Set down each record below precisely, skipping the pictures.

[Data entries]
— Begin —
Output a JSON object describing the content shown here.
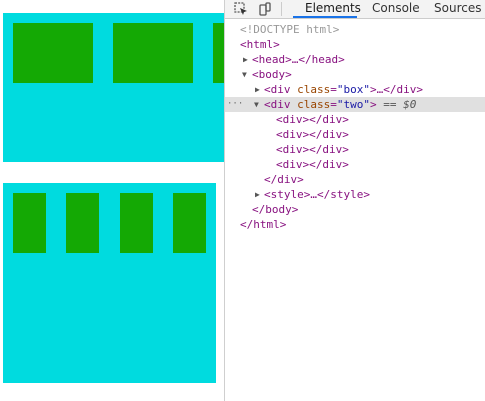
{
  "devtools": {
    "tabs": [
      "Elements",
      "Console",
      "Sources"
    ],
    "active_tab": "Elements",
    "icons": [
      "inspect-element-icon",
      "device-toolbar-icon"
    ],
    "tree": {
      "doctype": "<!DOCTYPE html>",
      "html_open": "<html>",
      "head": "<head>…</head>",
      "body_open": "<body>",
      "div_box": {
        "open": "<div ",
        "attr": "class",
        "eq": "=",
        "val": "\"box\"",
        "rest": ">…</div>"
      },
      "div_two": {
        "open": "<div ",
        "attr": "class",
        "eq": "=",
        "val": "\"two\"",
        "close": ">",
        "marker": "== $0"
      },
      "child_div": "<div></div>",
      "div_close": "</div>",
      "style": "<style>…</style>",
      "body_close": "</body>",
      "html_close": "</html>",
      "gutter": "···"
    }
  },
  "colors": {
    "cyan": "#00DBDF",
    "green": "#14A904",
    "selection": "#e0e0e0",
    "accent": "#1a73e8"
  }
}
— End —
**FINAL RESULT**
Output a JSON object describing the content shown here.
{
  "devtools": {
    "tabs": [
      "Elements",
      "Console",
      "Sources"
    ],
    "active_tab": "Elements",
    "icons": [
      "inspect-element-icon",
      "device-toolbar-icon"
    ],
    "tree": {
      "doctype": "<!DOCTYPE html>",
      "html_open": "<html>",
      "head": "<head>…</head>",
      "body_open": "<body>",
      "div_box": {
        "open": "<div ",
        "attr": "class",
        "eq": "=",
        "val": "\"box\"",
        "rest": ">…</div>"
      },
      "div_two": {
        "open": "<div ",
        "attr": "class",
        "eq": "=",
        "val": "\"two\"",
        "close": ">",
        "marker": "== $0"
      },
      "child_div": "<div></div>",
      "div_close": "</div>",
      "style": "<style>…</style>",
      "body_close": "</body>",
      "html_close": "</html>",
      "gutter": "···"
    }
  },
  "colors": {
    "cyan": "#00DBDF",
    "green": "#14A904",
    "selection": "#e0e0e0",
    "accent": "#1a73e8"
  }
}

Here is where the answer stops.